» **INSTRUCTION**: Look for "tannic" in the listing below. Gather each line that contains it.

= = = = = = =

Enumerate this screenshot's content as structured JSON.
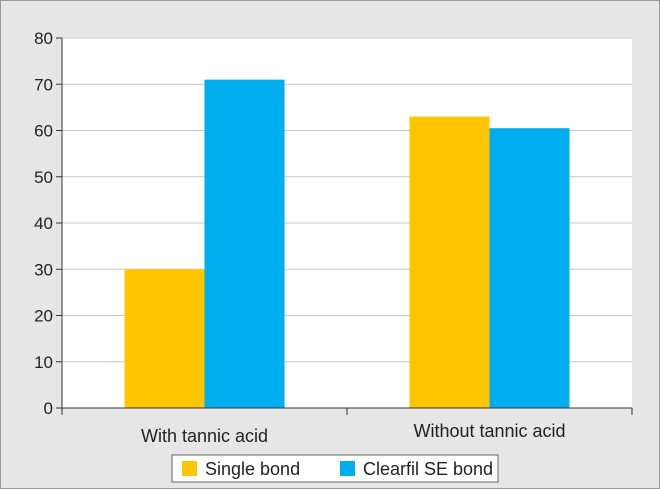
{
  "chart_data": {
    "type": "bar",
    "categories": [
      "With tannic acid",
      "Without tannic acid"
    ],
    "series": [
      {
        "name": "Single bond",
        "values": [
          30,
          63
        ],
        "color": "#FFC600"
      },
      {
        "name": "Clearfil SE bond",
        "values": [
          71,
          60.5
        ],
        "color": "#00ADEF"
      }
    ],
    "ylim": [
      0,
      80
    ],
    "yticks": [
      "0",
      "10",
      "20",
      "30",
      "40",
      "50",
      "60",
      "70",
      "80"
    ],
    "grid": true,
    "legend_position": "bottom-center",
    "frame_color": "#E6E6E6",
    "grid_color": "#C8C8C8"
  }
}
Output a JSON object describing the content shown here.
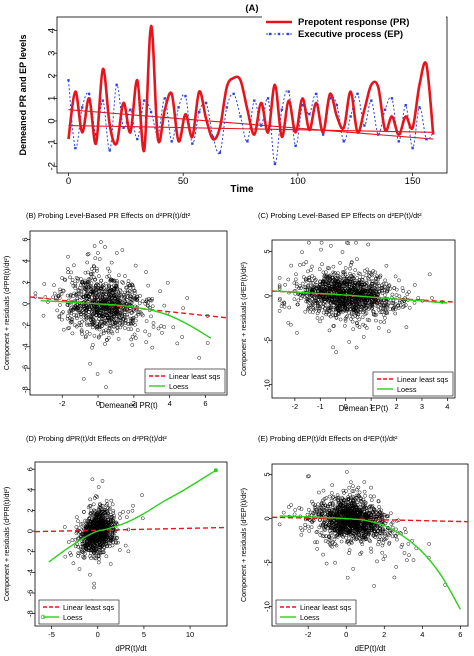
{
  "colors": {
    "red": "#e8141c",
    "blue": "#2e47d8",
    "green": "#2bd01a",
    "black": "#000000",
    "frame": "#000000"
  },
  "chart_data": [
    {
      "id": "A",
      "type": "line",
      "title": "(A)",
      "xlabel": "Time",
      "ylabel": "Demeaned PR and EP levels",
      "xlim": [
        -5,
        165
      ],
      "ylim": [
        -2.3,
        4.6
      ],
      "xticks": [
        0,
        50,
        100,
        150
      ],
      "yticks": [
        -2,
        -1,
        0,
        1,
        2,
        3,
        4
      ],
      "legend_position": "top-right",
      "series": [
        {
          "name": "Prepotent response (PR)",
          "style": "solid",
          "color": "#e8141c",
          "x": [
            0,
            3,
            6,
            9,
            12,
            15,
            18,
            21,
            24,
            27,
            30,
            33,
            36,
            39,
            42,
            45,
            48,
            51,
            54,
            57,
            60,
            63,
            66,
            69,
            72,
            75,
            78,
            81,
            84,
            87,
            90,
            93,
            96,
            99,
            102,
            105,
            108,
            111,
            114,
            117,
            120,
            123,
            126,
            129,
            132,
            135,
            138,
            141,
            144,
            147,
            150,
            153,
            156,
            159
          ],
          "y": [
            -0.8,
            1.3,
            -0.5,
            1.0,
            -1.0,
            2.3,
            -0.2,
            -1.0,
            0.8,
            -0.5,
            1.8,
            -1.3,
            4.2,
            -0.8,
            0.5,
            1.2,
            -0.9,
            0.3,
            -0.7,
            1.3,
            0.1,
            -0.8,
            -0.3,
            1.5,
            1.9,
            1.8,
            0.5,
            -0.6,
            0.8,
            -0.5,
            1.6,
            -0.7,
            0.9,
            -0.5,
            1.0,
            -0.4,
            0.8,
            -0.5,
            1.2,
            0.2,
            -0.3,
            1.3,
            -0.5,
            0.5,
            1.6,
            1.5,
            -0.4,
            0.2,
            -0.6,
            0.2,
            -0.3,
            1.6,
            2.5,
            -0.6
          ]
        },
        {
          "name": "Executive process (EP)",
          "style": "dotted",
          "color": "#2e47d8",
          "x": [
            0,
            3,
            6,
            9,
            12,
            15,
            18,
            21,
            24,
            27,
            30,
            33,
            36,
            39,
            42,
            45,
            48,
            51,
            54,
            57,
            60,
            63,
            66,
            69,
            72,
            75,
            78,
            81,
            84,
            87,
            90,
            93,
            96,
            99,
            102,
            105,
            108,
            111,
            114,
            117,
            120,
            123,
            126,
            129,
            132,
            135,
            138,
            141,
            144,
            147,
            150,
            153,
            156,
            159
          ],
          "y": [
            1.8,
            -1.2,
            0.6,
            1.2,
            -0.6,
            0.9,
            -1.3,
            1.6,
            -0.3,
            0.5,
            -0.8,
            0.9,
            0.4,
            -0.6,
            1.0,
            -0.9,
            0.6,
            1.1,
            -1.0,
            0.4,
            0.8,
            -0.7,
            -1.4,
            0.6,
            1.2,
            0.2,
            -0.9,
            0.9,
            -0.2,
            1.0,
            -1.9,
            0.5,
            1.3,
            -1.1,
            0.7,
            0.3,
            1.2,
            -0.6,
            1.0,
            0.7,
            -0.9,
            0.2,
            1.2,
            -0.2,
            0.9,
            -0.6,
            0.5,
            1.0,
            -0.9,
            0.7,
            -1.2,
            0.6,
            -0.8,
            -0.5
          ]
        },
        {
          "name": "",
          "style": "thin-trend",
          "color": "#e8141c",
          "x": [
            0,
            159
          ],
          "y": [
            -0.2,
            -0.5
          ]
        },
        {
          "name": "",
          "style": "thin-trend",
          "color": "#e8141c",
          "x": [
            0,
            159
          ],
          "y": [
            0.5,
            -0.8
          ]
        }
      ]
    },
    {
      "id": "B",
      "type": "scatter",
      "title": "(B) Probing Level-Based PR Effects on d²PR(t)/dt²",
      "xlabel": "Demeaned PR(t)",
      "ylabel": "Component + residuals (d²PR(t)/dt²)",
      "xlim": [
        -3.8,
        7.2
      ],
      "ylim": [
        -8.5,
        6.8
      ],
      "xticks": [
        -2,
        0,
        2,
        4,
        6
      ],
      "yticks": [
        -8,
        -6,
        -4,
        -2,
        0,
        2,
        4,
        6
      ],
      "legend_position": "bottom-right",
      "cloud": {
        "x_center": 0.3,
        "x_spread": 1.1,
        "x_min": -3.5,
        "x_max": 6.6,
        "y_spread": 1.3,
        "n": 950,
        "seed": 11
      },
      "series": [
        {
          "name": "Linear least sqs",
          "style": "dashed",
          "color": "#e8141c",
          "x": [
            -3.8,
            7.2
          ],
          "y": [
            0.65,
            -1.3
          ]
        },
        {
          "name": "Loess",
          "style": "solid",
          "color": "#2bd01a",
          "x": [
            -3.2,
            -2,
            -1,
            0,
            1,
            2,
            3,
            4,
            5,
            6.3
          ],
          "y": [
            0.3,
            0.2,
            0.1,
            0.0,
            -0.1,
            -0.3,
            -0.6,
            -1.1,
            -1.9,
            -3.2
          ]
        }
      ]
    },
    {
      "id": "C",
      "type": "scatter",
      "title": "(C) Probing Level-Based EP Effects on d²EP(t)/dt²",
      "xlabel": "Demean EP(t)",
      "ylabel": "Component + residuals (d²EP(t)/dt²)",
      "xlim": [
        -2.9,
        4.3
      ],
      "ylim": [
        -11.5,
        6.3
      ],
      "xticks": [
        -2,
        -1,
        0,
        1,
        2,
        3,
        4
      ],
      "yticks": [
        -10,
        -5,
        0,
        5
      ],
      "legend_position": "bottom-right",
      "cloud": {
        "x_center": 0.0,
        "x_spread": 0.9,
        "x_min": -2.6,
        "x_max": 3.8,
        "y_spread": 1.2,
        "n": 1300,
        "seed": 23
      },
      "series": [
        {
          "name": "Linear least sqs",
          "style": "dashed",
          "color": "#e8141c",
          "x": [
            -2.9,
            4.3
          ],
          "y": [
            0.55,
            -0.7
          ]
        },
        {
          "name": "Loess",
          "style": "solid",
          "color": "#2bd01a",
          "x": [
            -2.8,
            -1.5,
            0,
            1.5,
            2.5,
            3.5,
            4.0
          ],
          "y": [
            0.55,
            0.35,
            0.1,
            -0.25,
            -0.45,
            -0.7,
            -0.8
          ]
        }
      ]
    },
    {
      "id": "D",
      "type": "scatter",
      "title": "(D) Probing dPR(t)/dt Effects on d²PR(t)/dt²",
      "xlabel": "dPR(t)/dt",
      "ylabel": "Component + residuals (d²PR(t)/dt²)",
      "xlim": [
        -6.8,
        14.0
      ],
      "ylim": [
        -9.2,
        6.7
      ],
      "xticks": [
        -5,
        0,
        5,
        10
      ],
      "yticks": [
        -8,
        -6,
        -4,
        -2,
        0,
        2,
        4,
        6
      ],
      "legend_position": "bottom-left",
      "cloud": {
        "x_center": 0.0,
        "x_spread": 0.9,
        "x_min": -5.5,
        "x_max": 8,
        "y_spread": 1.1,
        "n": 900,
        "seed": 37
      },
      "series": [
        {
          "name": "Linear least sqs",
          "style": "dashed",
          "color": "#e8141c",
          "x": [
            -6.8,
            14.0
          ],
          "y": [
            -0.05,
            0.35
          ]
        },
        {
          "name": "Loess",
          "style": "solid-marked",
          "color": "#2bd01a",
          "x": [
            -5.3,
            -3,
            -1,
            0,
            1,
            3,
            5,
            7,
            9,
            11,
            12.8
          ],
          "y": [
            -3.0,
            -1.5,
            -0.4,
            0.0,
            0.2,
            0.8,
            1.7,
            2.8,
            3.8,
            4.9,
            5.9
          ]
        }
      ]
    },
    {
      "id": "E",
      "type": "scatter",
      "title": "(E) Probing dEP(t)/dt Effects on d²EP(t)/dt²",
      "xlabel": "dEP(t)/dt",
      "ylabel": "Component + residuals (d²EP(t)/dt²)",
      "xlim": [
        -3.9,
        6.4
      ],
      "ylim": [
        -12.2,
        6.2
      ],
      "xticks": [
        -2,
        0,
        2,
        4,
        6
      ],
      "yticks": [
        -10,
        -5,
        0,
        5
      ],
      "legend_position": "bottom-left",
      "cloud": {
        "x_center": 0.3,
        "x_spread": 0.95,
        "x_min": -3.5,
        "x_max": 5.2,
        "y_spread": 1.15,
        "n": 1300,
        "seed": 53
      },
      "series": [
        {
          "name": "Linear least sqs",
          "style": "dashed",
          "color": "#e8141c",
          "x": [
            -3.9,
            6.4
          ],
          "y": [
            0.15,
            -0.35
          ]
        },
        {
          "name": "Loess",
          "style": "solid",
          "color": "#2bd01a",
          "x": [
            -3.5,
            -2,
            -1,
            0,
            1,
            2,
            3,
            4,
            5,
            6.0
          ],
          "y": [
            0.3,
            0.2,
            0.1,
            0.0,
            -0.2,
            -0.8,
            -2.0,
            -3.8,
            -6.5,
            -10.3
          ]
        }
      ]
    }
  ]
}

= = = = = = =

» **SOLVED EXERCISE**:
      "With tannic acid",
      "Without tannic acid"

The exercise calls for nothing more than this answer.